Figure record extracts
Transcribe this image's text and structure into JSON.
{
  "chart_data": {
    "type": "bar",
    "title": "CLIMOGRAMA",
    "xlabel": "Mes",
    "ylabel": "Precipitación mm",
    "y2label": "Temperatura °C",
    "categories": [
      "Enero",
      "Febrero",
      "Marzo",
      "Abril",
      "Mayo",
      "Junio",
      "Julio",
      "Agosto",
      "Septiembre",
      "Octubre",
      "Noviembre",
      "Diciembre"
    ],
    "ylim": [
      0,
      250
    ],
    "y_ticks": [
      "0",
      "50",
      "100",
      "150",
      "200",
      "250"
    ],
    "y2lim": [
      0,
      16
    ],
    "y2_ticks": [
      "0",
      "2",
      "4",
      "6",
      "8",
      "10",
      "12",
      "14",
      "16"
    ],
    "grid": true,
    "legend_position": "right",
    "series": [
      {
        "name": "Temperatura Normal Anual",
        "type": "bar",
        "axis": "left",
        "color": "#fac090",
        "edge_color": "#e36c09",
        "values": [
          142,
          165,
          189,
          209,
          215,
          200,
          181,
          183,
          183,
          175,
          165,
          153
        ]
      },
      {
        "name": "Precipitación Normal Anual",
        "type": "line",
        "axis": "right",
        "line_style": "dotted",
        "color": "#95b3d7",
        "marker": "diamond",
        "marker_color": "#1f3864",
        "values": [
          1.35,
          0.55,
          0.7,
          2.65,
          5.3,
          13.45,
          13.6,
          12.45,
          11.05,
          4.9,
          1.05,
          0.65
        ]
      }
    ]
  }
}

--

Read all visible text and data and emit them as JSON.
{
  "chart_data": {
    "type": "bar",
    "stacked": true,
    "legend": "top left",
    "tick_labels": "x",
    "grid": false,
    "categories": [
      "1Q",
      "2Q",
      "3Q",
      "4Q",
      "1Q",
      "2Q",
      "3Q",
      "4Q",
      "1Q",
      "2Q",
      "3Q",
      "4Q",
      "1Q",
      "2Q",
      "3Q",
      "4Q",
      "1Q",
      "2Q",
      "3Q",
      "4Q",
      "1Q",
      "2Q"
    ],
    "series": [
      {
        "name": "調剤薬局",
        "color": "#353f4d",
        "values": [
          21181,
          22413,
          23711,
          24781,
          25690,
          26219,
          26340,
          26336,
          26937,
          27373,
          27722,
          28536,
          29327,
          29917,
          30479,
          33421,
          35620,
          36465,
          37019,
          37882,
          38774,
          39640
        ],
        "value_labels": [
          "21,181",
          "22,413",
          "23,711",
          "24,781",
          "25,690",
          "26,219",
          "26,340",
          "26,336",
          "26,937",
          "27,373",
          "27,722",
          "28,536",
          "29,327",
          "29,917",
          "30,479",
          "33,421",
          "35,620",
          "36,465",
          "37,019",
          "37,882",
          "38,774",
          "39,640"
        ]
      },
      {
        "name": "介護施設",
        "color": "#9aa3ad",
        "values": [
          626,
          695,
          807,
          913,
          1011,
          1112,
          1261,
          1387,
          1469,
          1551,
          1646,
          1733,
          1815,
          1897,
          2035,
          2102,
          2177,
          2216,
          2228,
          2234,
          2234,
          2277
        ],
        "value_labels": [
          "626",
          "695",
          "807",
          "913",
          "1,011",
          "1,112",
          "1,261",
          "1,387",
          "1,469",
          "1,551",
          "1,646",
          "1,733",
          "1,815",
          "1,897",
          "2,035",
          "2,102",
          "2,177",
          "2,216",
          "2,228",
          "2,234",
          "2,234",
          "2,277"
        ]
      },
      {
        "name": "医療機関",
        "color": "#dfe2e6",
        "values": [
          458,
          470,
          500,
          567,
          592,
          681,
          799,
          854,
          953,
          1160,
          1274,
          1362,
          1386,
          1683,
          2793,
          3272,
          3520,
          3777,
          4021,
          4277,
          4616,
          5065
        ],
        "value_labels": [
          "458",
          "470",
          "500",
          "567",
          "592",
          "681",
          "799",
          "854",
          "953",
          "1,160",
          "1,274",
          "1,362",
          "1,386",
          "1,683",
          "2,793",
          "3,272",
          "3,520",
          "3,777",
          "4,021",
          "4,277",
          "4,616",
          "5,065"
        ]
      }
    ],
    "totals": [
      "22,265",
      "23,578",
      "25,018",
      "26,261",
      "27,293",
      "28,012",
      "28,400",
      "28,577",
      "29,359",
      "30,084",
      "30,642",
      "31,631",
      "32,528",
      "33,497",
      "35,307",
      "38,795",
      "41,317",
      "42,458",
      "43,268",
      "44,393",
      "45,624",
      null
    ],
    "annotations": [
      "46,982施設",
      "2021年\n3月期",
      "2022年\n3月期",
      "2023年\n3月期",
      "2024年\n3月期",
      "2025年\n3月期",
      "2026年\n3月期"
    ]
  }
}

▶ Objective: How many lines of the data contain the word "Precipitación"? Answer with the number alone.

▶ In response: 2